• [Objective] Go through the listing beneath this task and return every line that carries the string "lượng".

• [Data excerpts]

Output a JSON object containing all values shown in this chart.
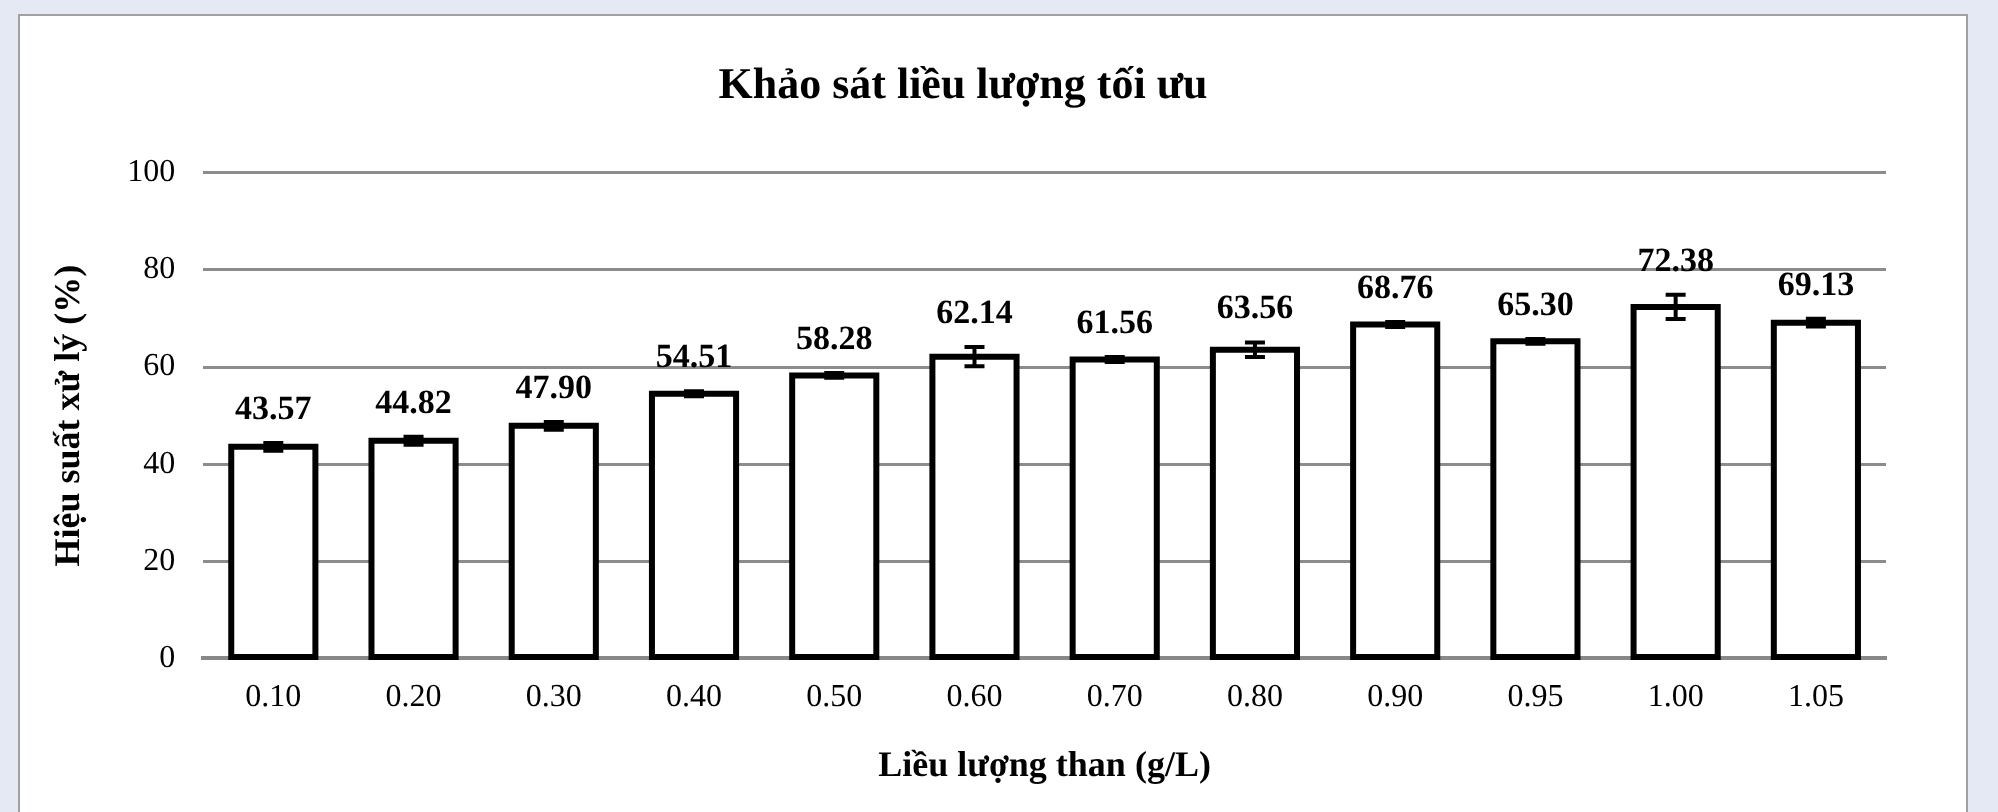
{
  "chart_data": {
    "type": "bar",
    "title": "Khảo sát liều lượng tối ưu",
    "xlabel": "Liều lượng than (g/L)",
    "ylabel": "Hiệu suất xử lý (%)",
    "categories": [
      "0.10",
      "0.20",
      "0.30",
      "0.40",
      "0.50",
      "0.60",
      "0.70",
      "0.80",
      "0.90",
      "0.95",
      "1.00",
      "1.05"
    ],
    "values": [
      43.57,
      44.82,
      47.9,
      54.51,
      58.28,
      62.14,
      61.56,
      63.56,
      68.76,
      65.3,
      72.38,
      69.13
    ],
    "value_labels": [
      "43.57",
      "44.82",
      "47.90",
      "54.51",
      "58.28",
      "62.14",
      "61.56",
      "63.56",
      "68.76",
      "65.30",
      "72.38",
      "69.13"
    ],
    "errors": [
      0.8,
      0.8,
      0.8,
      0.5,
      0.5,
      2,
      0.5,
      1.5,
      0.5,
      0.5,
      2.5,
      0.8
    ],
    "color": "#ffffff",
    "ylim": [
      0,
      100
    ],
    "yticks": [
      0,
      20,
      40,
      60,
      80,
      100
    ],
    "grid": "y",
    "legend": false
  }
}
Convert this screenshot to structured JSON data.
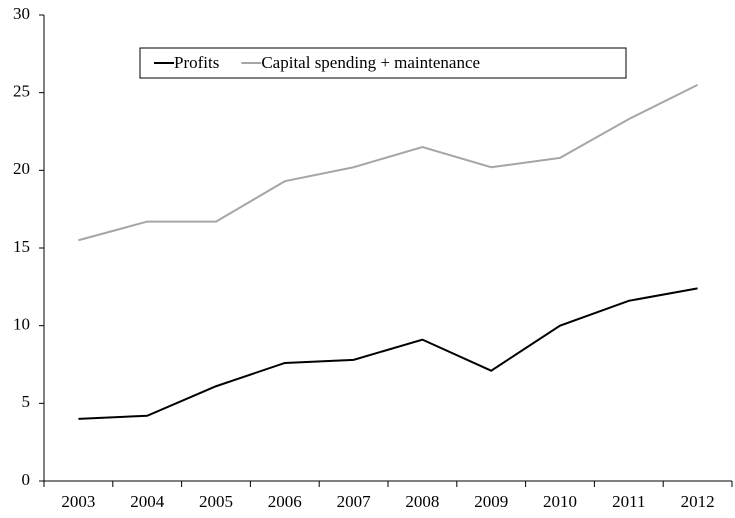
{
  "chart_data": {
    "type": "line",
    "categories": [
      "2003",
      "2004",
      "2005",
      "2006",
      "2007",
      "2008",
      "2009",
      "2010",
      "2011",
      "2012"
    ],
    "series": [
      {
        "name": "Profits",
        "color": "#000000",
        "values": [
          4.0,
          4.2,
          6.1,
          7.6,
          7.8,
          9.1,
          7.1,
          10.0,
          11.6,
          12.4
        ]
      },
      {
        "name": "Capital spending + maintenance",
        "color": "#a6a6a6",
        "values": [
          15.5,
          16.7,
          16.7,
          19.3,
          20.2,
          21.5,
          20.2,
          20.8,
          23.3,
          25.5
        ]
      }
    ],
    "ylim": [
      0,
      30
    ],
    "yticks": [
      0,
      5,
      10,
      15,
      20,
      25,
      30
    ],
    "grid": false,
    "legend": "top"
  }
}
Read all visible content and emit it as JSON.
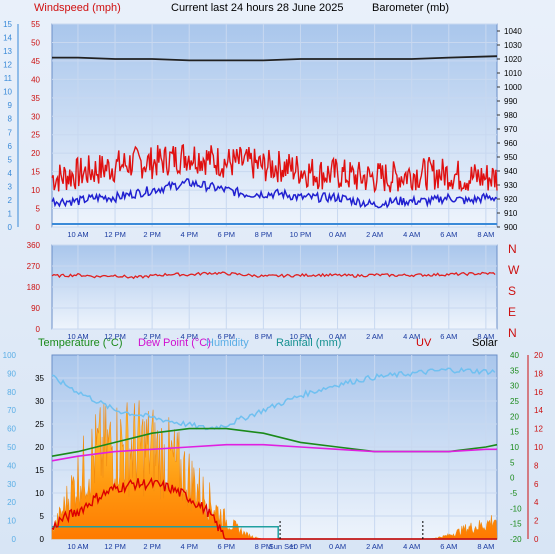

• [Answer to the task]
    "title": "Khảo sát liều lượng tối ưu",
    "xlabel": "Liều lượng than (g/L)",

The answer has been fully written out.